* [What is needed]: From the line containing "Give me the" through the last line of the data, return those lines exactly as written and nothing more.

━━━ Entries

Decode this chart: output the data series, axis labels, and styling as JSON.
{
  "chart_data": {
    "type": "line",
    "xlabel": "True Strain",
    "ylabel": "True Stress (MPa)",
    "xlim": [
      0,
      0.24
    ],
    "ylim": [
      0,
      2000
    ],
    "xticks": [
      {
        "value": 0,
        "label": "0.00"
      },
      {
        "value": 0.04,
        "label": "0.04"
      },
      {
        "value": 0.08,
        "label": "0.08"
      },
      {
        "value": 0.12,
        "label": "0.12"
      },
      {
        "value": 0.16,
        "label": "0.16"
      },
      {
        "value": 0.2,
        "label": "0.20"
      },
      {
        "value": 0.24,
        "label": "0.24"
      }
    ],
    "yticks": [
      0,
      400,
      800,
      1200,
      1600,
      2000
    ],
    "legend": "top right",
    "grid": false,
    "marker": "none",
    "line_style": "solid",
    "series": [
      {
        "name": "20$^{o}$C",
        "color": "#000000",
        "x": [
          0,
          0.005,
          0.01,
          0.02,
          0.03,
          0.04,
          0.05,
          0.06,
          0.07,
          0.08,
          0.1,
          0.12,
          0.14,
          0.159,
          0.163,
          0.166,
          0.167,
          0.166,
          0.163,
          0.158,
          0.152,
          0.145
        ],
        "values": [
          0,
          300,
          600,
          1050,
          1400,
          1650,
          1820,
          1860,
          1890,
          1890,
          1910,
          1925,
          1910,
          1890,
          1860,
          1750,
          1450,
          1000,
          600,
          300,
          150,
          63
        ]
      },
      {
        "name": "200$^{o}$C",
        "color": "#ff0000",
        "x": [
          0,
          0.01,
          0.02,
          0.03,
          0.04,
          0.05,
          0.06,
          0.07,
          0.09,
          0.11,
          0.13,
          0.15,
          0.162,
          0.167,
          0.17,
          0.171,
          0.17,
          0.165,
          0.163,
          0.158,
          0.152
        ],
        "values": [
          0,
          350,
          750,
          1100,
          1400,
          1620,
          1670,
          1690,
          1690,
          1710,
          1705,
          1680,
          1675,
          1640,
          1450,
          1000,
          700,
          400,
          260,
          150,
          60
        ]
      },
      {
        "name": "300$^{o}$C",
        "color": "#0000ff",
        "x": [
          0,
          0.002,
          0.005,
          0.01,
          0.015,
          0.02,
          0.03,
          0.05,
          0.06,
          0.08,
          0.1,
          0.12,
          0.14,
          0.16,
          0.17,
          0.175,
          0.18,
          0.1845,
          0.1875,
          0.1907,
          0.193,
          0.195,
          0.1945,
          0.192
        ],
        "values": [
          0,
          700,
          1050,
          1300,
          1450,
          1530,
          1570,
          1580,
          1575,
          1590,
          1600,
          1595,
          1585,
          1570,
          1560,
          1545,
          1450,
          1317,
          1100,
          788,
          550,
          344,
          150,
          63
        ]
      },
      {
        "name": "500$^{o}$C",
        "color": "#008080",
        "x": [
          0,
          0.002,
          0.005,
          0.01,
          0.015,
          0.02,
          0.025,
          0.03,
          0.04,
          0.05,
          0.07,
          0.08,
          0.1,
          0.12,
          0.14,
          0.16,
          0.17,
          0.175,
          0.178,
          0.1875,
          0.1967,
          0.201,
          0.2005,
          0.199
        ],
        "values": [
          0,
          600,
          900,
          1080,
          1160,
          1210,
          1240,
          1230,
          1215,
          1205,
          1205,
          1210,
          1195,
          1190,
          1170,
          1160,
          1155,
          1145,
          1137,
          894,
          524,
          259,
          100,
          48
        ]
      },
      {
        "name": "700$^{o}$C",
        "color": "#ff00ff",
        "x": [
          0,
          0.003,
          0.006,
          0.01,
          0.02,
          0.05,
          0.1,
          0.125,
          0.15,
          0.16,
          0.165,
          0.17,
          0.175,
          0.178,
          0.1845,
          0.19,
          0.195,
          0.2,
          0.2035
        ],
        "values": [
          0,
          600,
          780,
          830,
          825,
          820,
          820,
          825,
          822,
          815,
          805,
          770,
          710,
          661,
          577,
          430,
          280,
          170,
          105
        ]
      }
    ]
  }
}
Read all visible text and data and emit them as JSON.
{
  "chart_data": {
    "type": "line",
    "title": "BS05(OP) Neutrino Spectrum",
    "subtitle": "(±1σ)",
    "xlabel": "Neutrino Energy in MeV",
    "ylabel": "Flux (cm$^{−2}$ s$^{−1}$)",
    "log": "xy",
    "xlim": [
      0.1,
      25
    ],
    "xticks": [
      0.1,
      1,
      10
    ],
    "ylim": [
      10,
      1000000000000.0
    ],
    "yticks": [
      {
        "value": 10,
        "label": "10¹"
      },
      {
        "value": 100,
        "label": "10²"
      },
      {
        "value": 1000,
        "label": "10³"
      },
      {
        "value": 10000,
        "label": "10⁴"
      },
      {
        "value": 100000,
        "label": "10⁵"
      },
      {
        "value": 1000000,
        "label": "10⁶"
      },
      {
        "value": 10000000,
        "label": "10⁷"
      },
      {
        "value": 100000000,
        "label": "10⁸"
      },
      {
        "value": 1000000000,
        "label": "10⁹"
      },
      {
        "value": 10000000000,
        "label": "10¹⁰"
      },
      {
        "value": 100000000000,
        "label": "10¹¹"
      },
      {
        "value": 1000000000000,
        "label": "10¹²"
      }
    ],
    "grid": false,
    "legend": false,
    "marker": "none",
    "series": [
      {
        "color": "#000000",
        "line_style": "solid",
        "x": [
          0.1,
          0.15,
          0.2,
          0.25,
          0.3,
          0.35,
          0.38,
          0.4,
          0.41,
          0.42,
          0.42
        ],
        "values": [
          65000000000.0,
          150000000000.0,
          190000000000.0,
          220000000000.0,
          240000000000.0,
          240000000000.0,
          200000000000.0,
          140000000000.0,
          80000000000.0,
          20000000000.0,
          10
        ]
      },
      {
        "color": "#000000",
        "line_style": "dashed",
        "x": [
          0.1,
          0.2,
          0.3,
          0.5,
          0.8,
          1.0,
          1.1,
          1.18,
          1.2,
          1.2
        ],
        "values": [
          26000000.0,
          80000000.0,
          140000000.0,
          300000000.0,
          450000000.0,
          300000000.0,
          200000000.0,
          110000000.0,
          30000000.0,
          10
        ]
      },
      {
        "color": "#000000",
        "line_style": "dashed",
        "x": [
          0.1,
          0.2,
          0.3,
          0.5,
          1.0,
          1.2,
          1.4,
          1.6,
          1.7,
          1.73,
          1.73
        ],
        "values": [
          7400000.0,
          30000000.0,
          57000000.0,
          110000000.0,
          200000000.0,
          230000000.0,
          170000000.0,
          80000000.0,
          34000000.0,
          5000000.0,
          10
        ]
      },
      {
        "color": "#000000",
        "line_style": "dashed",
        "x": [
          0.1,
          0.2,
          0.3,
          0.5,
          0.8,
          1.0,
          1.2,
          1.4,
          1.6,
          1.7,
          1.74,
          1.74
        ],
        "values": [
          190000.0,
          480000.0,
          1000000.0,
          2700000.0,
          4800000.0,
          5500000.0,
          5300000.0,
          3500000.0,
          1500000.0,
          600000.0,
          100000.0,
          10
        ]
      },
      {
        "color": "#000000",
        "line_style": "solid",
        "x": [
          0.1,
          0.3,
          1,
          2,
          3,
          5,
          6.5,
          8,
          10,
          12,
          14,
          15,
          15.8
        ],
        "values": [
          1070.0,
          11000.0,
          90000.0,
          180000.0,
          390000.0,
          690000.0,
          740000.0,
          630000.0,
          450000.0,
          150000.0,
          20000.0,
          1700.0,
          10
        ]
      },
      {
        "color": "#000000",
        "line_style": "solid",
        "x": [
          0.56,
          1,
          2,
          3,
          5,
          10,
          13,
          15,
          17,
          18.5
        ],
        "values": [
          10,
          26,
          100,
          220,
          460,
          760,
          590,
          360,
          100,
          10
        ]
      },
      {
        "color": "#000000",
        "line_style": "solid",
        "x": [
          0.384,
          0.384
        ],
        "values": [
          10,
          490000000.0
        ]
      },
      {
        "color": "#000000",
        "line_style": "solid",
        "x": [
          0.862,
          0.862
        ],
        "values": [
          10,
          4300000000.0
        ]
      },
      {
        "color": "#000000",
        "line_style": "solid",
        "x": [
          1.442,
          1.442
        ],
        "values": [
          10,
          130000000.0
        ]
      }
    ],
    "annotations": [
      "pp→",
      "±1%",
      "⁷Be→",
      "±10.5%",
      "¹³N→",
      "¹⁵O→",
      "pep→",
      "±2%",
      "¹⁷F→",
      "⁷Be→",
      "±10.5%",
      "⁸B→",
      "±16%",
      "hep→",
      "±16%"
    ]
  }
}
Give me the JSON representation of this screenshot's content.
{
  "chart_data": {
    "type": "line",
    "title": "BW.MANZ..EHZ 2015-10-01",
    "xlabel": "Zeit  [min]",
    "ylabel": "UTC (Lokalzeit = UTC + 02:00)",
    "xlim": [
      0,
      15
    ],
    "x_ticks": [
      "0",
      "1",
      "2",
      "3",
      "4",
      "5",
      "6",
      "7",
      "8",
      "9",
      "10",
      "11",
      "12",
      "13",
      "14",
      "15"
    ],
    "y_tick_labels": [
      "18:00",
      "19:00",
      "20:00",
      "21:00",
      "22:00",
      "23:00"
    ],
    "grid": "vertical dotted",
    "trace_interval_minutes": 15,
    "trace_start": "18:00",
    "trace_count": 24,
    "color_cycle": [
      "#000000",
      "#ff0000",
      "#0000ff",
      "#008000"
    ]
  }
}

━━━━━━

* [Output]:
Give me the JSON representation of this screenshot's content.
{
  "chart_data": {
    "type": "line",
    "title": "BW.MANZ..EHZ 2015-10-01",
    "xlabel": "Zeit  [min]",
    "ylabel": "UTC (Lokalzeit = UTC + 02:00)",
    "xlim": [
      0,
      15
    ],
    "x_ticks": [
      "0",
      "1",
      "2",
      "3",
      "4",
      "5",
      "6",
      "7",
      "8",
      "9",
      "10",
      "11",
      "12",
      "13",
      "14",
      "15"
    ],
    "y_tick_labels": [
      "18:00",
      "19:00",
      "20:00",
      "21:00",
      "22:00",
      "23:00"
    ],
    "grid": "vertical dotted",
    "trace_interval_minutes": 15,
    "trace_start": "18:00",
    "trace_count": 24,
    "color_cycle": [
      "#000000",
      "#ff0000",
      "#0000ff",
      "#008000"
    ]
  }
}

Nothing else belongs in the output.